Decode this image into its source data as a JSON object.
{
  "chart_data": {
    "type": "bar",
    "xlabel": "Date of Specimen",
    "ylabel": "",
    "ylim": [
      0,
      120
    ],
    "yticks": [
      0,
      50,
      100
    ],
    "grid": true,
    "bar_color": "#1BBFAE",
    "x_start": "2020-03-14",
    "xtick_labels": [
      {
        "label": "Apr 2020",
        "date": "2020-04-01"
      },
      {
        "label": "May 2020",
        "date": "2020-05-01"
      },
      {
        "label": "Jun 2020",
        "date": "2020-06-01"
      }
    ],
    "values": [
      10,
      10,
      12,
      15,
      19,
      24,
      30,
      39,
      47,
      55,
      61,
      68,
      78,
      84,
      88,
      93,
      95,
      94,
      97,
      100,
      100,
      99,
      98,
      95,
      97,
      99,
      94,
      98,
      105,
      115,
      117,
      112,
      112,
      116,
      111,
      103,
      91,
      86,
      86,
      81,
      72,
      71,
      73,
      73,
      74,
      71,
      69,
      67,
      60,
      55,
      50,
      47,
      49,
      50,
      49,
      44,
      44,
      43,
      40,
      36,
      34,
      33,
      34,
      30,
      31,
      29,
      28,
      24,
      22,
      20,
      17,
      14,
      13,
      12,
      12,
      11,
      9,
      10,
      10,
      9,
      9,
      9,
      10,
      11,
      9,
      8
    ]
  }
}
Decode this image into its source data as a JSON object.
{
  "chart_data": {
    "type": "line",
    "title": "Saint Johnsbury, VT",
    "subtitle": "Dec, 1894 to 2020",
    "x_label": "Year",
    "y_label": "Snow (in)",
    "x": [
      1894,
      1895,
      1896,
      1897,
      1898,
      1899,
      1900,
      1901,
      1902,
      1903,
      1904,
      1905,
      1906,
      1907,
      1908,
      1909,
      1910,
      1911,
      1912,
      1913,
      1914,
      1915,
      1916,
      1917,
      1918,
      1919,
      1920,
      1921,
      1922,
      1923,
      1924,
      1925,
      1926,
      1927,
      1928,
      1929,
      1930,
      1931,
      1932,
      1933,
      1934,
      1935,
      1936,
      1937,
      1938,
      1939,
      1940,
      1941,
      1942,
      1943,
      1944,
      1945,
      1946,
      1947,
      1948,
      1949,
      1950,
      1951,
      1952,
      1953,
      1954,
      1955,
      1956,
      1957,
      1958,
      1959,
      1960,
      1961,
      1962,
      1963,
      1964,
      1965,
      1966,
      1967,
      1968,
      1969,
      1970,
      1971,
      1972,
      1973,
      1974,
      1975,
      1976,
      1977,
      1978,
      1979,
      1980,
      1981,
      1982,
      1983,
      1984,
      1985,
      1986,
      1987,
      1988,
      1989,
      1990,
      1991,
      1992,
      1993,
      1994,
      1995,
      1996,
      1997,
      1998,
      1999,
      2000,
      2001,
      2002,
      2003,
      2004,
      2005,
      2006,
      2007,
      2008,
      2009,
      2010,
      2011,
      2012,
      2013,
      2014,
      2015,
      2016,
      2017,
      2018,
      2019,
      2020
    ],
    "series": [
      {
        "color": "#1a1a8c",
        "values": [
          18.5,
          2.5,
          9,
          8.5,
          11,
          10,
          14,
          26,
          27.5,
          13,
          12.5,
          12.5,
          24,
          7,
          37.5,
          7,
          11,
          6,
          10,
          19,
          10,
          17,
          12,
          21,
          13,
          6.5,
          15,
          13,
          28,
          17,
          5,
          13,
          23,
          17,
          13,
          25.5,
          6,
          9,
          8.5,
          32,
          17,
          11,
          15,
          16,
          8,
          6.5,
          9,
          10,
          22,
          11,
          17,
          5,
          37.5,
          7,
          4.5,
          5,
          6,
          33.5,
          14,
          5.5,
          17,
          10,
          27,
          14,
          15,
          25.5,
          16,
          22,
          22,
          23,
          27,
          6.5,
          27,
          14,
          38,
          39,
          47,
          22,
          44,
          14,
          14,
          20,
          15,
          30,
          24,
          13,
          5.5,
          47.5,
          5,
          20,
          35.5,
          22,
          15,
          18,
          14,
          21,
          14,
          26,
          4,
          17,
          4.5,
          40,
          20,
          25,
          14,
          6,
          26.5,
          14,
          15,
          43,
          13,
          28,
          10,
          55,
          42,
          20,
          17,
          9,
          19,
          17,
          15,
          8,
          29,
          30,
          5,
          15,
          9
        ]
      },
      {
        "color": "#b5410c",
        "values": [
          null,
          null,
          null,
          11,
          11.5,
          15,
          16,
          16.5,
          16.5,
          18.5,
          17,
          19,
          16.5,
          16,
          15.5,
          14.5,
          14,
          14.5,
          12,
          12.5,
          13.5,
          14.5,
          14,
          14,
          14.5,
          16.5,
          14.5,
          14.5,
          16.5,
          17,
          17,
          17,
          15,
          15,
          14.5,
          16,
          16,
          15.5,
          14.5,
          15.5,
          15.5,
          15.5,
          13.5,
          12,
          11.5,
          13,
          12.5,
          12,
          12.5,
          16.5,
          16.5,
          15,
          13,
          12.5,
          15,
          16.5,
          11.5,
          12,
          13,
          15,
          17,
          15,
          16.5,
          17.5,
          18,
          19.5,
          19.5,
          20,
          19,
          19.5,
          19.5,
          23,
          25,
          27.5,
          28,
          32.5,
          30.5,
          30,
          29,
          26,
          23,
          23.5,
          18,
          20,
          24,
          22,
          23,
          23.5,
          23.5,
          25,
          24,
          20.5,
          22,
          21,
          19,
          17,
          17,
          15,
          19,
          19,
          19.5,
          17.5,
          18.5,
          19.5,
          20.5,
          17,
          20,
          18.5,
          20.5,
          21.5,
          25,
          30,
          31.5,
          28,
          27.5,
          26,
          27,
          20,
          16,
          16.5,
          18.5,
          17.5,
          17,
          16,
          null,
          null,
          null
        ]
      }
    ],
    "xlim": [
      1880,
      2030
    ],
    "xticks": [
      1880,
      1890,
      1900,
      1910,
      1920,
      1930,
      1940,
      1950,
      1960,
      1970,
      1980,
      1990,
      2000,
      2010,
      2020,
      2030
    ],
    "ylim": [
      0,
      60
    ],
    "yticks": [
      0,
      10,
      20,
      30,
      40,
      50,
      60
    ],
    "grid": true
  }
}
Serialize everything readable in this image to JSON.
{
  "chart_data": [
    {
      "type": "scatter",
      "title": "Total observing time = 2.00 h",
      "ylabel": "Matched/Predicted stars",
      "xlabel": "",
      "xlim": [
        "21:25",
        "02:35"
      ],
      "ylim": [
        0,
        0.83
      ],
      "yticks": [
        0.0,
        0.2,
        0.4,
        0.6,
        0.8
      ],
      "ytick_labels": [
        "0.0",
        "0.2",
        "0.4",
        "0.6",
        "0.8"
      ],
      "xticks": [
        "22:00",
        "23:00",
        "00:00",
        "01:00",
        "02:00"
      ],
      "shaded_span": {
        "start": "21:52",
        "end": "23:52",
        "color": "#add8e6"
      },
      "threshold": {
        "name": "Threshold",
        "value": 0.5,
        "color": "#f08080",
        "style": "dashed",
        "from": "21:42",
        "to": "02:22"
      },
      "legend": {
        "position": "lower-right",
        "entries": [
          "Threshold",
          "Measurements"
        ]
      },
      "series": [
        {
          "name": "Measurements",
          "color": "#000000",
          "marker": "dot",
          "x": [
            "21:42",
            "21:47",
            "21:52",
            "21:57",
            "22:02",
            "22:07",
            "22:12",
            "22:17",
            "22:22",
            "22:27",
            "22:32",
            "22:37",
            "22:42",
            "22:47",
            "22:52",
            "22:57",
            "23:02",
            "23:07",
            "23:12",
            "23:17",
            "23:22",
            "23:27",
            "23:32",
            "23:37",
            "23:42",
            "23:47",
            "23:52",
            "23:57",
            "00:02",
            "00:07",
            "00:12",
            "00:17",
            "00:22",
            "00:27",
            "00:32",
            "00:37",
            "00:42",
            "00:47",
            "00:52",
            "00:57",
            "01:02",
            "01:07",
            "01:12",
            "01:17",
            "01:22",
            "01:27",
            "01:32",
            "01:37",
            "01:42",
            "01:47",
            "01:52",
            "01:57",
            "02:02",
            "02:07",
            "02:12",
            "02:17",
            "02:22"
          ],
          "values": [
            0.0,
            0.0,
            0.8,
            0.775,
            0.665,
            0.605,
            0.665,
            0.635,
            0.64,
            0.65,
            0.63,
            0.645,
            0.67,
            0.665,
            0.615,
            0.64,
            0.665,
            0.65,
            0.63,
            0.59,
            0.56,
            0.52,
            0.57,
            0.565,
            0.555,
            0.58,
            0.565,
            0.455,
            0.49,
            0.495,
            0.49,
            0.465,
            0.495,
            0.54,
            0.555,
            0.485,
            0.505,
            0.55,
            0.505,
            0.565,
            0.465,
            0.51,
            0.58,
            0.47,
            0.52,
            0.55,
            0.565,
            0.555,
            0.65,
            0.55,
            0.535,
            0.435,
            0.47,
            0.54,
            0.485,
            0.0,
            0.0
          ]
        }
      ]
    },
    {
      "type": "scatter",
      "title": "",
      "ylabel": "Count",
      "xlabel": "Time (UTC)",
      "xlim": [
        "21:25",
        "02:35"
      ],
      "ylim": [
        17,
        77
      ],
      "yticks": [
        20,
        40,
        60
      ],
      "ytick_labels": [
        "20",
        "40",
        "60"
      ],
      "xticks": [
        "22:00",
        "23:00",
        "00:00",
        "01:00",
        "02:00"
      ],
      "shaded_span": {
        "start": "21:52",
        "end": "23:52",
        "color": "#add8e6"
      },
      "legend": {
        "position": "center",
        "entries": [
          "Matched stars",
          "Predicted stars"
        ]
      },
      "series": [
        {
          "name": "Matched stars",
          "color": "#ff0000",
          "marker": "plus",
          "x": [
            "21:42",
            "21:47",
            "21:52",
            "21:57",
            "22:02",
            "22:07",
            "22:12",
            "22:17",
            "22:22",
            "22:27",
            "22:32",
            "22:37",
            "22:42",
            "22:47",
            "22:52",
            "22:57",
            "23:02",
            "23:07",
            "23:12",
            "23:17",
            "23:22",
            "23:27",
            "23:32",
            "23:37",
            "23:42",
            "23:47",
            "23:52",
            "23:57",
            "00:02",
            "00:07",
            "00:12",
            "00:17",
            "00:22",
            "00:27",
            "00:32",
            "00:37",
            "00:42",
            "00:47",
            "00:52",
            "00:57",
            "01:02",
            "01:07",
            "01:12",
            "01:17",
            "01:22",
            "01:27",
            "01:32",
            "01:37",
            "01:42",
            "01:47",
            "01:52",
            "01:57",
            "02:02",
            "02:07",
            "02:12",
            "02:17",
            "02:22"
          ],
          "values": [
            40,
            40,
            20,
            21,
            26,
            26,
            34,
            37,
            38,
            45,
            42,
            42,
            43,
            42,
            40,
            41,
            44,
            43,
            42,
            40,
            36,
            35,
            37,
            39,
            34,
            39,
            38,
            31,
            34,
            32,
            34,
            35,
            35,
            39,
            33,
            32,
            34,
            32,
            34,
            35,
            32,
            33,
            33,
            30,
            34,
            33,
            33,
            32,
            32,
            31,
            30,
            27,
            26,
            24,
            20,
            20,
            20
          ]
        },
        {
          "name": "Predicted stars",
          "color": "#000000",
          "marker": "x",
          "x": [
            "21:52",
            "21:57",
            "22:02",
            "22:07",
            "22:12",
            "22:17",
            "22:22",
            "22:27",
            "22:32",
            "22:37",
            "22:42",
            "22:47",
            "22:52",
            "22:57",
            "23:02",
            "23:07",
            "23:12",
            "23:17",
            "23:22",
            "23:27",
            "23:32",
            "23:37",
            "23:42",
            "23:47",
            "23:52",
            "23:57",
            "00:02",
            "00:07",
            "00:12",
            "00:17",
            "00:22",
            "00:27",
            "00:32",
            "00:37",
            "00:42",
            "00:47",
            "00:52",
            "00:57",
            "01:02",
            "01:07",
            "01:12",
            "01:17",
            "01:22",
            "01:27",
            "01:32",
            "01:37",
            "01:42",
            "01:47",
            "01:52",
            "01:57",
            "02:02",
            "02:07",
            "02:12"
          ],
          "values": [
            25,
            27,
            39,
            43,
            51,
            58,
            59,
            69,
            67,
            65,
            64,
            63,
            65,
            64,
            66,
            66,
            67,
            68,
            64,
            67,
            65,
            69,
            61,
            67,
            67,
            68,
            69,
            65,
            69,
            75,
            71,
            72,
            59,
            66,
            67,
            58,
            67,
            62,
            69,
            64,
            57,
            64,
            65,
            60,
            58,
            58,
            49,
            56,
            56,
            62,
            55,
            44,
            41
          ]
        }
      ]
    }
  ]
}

- _EXERCISE GOAL_: Extract from the material all lines containing the string "name".

- _SOLUTION FOR THIS PROBLEM_:
        "name": "Threshold",
          "name": "Measurements",
          "name": "Matched stars",
          "name": "Predicted stars",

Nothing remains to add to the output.